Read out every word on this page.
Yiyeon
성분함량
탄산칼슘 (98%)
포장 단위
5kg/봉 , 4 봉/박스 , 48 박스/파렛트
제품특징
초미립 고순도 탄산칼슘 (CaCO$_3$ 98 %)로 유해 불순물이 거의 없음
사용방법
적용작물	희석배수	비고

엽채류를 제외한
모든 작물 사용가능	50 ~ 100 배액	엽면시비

- - - - - - -

Required task: Write out the whole listing again, exactly as it stands.

Answer:
Read out every word on this page.
Yiyeon
성분함량
탄산칼슘 (98%)
포장 단위
5kg/봉 , 4 봉/박스 , 48 박스/파렛트
제품특징
초미립 고순도 탄산칼슘 (CaCO$_3$ 98 %)로 유해 불순물이 거의 없음
사용방법
적용작물	희석배수	비고

엽채류를 제외한
모든 작물 사용가능	50 ~ 100 배액	엽면시비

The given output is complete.